-- AVAILABLE DATA start --

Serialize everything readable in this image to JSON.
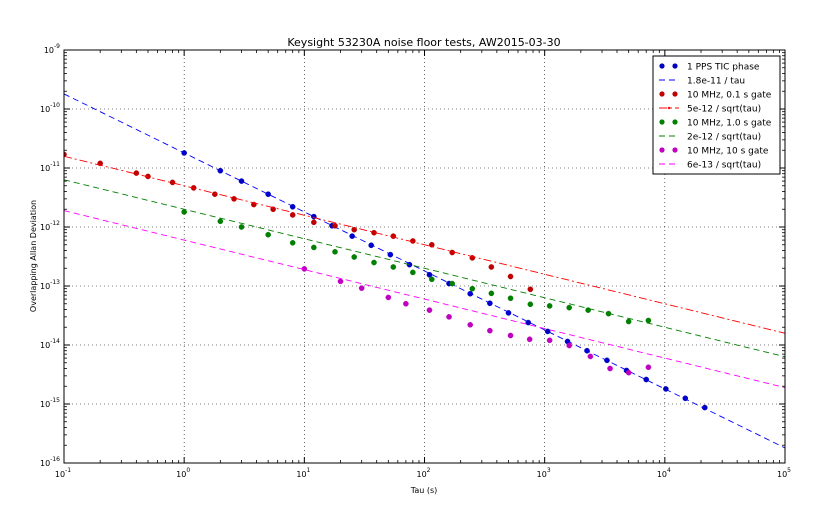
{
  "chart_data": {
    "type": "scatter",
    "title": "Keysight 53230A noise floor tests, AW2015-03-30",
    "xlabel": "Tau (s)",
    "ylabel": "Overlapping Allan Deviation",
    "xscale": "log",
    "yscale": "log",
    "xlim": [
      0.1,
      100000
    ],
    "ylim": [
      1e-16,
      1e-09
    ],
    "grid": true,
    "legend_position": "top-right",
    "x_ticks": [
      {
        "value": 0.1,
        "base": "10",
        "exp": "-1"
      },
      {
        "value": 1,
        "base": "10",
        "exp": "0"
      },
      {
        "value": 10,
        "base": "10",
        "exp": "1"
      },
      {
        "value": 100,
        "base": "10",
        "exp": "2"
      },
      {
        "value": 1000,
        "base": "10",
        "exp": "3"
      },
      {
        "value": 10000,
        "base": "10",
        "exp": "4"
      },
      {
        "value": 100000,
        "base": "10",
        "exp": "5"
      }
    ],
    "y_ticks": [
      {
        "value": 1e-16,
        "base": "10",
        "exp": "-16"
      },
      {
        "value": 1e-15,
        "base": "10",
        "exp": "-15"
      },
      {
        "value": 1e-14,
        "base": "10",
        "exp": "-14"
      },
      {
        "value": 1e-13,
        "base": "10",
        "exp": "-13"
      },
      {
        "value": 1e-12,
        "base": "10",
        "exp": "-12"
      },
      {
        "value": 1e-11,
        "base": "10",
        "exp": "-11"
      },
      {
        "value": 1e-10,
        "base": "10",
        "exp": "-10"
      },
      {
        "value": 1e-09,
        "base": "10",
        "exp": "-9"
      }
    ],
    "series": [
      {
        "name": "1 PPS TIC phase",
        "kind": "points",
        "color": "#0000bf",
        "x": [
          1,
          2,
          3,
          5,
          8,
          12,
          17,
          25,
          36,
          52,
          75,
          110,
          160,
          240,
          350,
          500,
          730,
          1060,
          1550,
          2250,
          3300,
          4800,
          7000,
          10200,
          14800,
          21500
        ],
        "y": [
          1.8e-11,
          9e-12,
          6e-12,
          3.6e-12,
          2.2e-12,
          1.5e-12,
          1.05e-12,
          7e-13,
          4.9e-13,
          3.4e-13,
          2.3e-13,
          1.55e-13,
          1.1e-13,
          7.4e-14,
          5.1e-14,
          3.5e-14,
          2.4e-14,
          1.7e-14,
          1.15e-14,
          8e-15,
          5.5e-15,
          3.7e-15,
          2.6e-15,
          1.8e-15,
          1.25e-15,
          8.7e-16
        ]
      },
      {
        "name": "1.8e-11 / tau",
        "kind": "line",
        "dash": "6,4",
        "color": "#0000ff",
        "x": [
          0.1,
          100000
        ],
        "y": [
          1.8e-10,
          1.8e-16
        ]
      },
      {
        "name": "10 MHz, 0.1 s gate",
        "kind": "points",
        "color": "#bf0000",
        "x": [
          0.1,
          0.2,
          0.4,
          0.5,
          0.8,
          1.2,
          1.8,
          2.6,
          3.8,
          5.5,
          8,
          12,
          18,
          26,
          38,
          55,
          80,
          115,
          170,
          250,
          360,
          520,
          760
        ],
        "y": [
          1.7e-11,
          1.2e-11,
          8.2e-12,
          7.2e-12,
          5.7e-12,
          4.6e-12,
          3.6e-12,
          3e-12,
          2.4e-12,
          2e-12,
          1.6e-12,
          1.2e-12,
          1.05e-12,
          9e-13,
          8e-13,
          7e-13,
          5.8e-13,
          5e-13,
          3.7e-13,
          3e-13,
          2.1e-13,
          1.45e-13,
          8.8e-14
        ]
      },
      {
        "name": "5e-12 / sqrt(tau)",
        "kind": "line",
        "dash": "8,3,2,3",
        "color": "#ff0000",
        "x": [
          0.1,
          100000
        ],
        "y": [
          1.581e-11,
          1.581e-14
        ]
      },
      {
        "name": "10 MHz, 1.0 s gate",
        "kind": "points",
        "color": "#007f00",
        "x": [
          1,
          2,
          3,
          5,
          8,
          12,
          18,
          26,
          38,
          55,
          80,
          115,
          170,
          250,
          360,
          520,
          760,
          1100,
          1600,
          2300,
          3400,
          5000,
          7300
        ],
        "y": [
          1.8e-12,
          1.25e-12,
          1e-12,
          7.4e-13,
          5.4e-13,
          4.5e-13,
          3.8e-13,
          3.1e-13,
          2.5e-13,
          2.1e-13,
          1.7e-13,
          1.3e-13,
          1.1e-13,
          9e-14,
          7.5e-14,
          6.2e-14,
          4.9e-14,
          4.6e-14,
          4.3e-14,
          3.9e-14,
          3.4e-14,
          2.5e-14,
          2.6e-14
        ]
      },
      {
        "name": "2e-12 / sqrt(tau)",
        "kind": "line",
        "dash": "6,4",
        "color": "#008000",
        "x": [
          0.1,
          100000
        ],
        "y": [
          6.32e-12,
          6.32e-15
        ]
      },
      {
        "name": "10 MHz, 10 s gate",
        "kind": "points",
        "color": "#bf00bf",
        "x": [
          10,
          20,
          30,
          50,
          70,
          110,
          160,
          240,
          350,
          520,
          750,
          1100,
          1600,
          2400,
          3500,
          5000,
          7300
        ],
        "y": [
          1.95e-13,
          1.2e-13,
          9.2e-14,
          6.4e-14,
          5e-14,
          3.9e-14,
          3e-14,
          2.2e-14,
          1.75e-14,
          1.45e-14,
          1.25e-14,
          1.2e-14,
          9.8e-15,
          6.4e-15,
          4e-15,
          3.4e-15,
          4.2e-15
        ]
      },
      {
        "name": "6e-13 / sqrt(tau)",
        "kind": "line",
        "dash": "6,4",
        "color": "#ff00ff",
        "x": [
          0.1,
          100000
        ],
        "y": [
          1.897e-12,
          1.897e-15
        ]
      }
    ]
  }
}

-- AVAILABLE DATA end --

* [INSTRUCTIONS FOR THE TASK] List each line of the entries that holds the string "name".

* [THE ANSWER]
        "name": "1 PPS TIC phase",
        "name": "1.8e-11 / tau",
        "name": "10 MHz, 0.1 s gate",
        "name": "5e-12 / sqrt(tau)",
        "name": "10 MHz, 1.0 s gate",
        "name": "2e-12 / sqrt(tau)",
        "name": "10 MHz, 10 s gate",
        "name": "6e-13 / sqrt(tau)",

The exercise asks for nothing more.